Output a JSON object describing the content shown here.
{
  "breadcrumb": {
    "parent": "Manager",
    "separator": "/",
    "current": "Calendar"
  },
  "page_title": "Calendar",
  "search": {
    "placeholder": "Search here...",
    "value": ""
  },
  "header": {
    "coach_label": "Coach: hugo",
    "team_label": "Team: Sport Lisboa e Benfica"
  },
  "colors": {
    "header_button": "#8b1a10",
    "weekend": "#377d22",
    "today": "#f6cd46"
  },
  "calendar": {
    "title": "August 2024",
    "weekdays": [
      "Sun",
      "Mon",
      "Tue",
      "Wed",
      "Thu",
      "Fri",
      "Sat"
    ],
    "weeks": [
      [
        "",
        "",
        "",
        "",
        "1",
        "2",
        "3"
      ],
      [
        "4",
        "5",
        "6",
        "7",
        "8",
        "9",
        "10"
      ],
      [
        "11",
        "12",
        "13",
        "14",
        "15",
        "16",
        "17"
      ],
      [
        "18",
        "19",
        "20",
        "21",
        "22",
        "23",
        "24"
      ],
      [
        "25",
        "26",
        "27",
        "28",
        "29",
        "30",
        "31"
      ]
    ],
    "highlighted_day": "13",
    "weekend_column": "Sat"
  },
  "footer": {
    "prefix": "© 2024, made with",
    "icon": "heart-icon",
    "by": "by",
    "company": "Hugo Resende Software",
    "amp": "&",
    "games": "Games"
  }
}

- - -

### What is asked:
Quote each line of the listing above exactly.

### Result of this exercise:
Output a JSON object describing the content shown here.
{
  "breadcrumb": {
    "parent": "Manager",
    "separator": "/",
    "current": "Calendar"
  },
  "page_title": "Calendar",
  "search": {
    "placeholder": "Search here...",
    "value": ""
  },
  "header": {
    "coach_label": "Coach: hugo",
    "team_label": "Team: Sport Lisboa e Benfica"
  },
  "colors": {
    "header_button": "#8b1a10",
    "weekend": "#377d22",
    "today": "#f6cd46"
  },
  "calendar": {
    "title": "August 2024",
    "weekdays": [
      "Sun",
      "Mon",
      "Tue",
      "Wed",
      "Thu",
      "Fri",
      "Sat"
    ],
    "weeks": [
      [
        "",
        "",
        "",
        "",
        "1",
        "2",
        "3"
      ],
      [
        "4",
        "5",
        "6",
        "7",
        "8",
        "9",
        "10"
      ],
      [
        "11",
        "12",
        "13",
        "14",
        "15",
        "16",
        "17"
      ],
      [
        "18",
        "19",
        "20",
        "21",
        "22",
        "23",
        "24"
      ],
      [
        "25",
        "26",
        "27",
        "28",
        "29",
        "30",
        "31"
      ]
    ],
    "highlighted_day": "13",
    "weekend_column": "Sat"
  },
  "footer": {
    "prefix": "© 2024, made with",
    "icon": "heart-icon",
    "by": "by",
    "company": "Hugo Resende Software",
    "amp": "&",
    "games": "Games"
  }
}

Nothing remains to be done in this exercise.